→ **What is being asked**: Write each record again exactly as it stands.

→ **Collection entries**:
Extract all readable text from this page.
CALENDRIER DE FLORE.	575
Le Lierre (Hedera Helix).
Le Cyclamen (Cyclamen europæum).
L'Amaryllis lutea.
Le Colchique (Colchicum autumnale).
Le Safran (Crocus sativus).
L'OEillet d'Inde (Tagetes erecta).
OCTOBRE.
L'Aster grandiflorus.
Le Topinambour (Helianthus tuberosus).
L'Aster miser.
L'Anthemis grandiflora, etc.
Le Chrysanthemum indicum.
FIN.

→ **Answer to the task**:
Extract all readable text from this page.
CALENDRIER DE FLORE.	575
Le Lierre (Hedera Helix).
Le Cyclamen (Cyclamen europæum).
L'Amaryllis lutea.
Le Colchique (Colchicum autumnale).
Le Safran (Crocus sativus).
L'OEillet d'Inde (Tagetes erecta).
OCTOBRE.
L'Aster grandiflorus.
Le Topinambour (Helianthus tuberosus).
L'Aster miser.
L'Anthemis grandiflora, etc.
Le Chrysanthemum indicum.
FIN.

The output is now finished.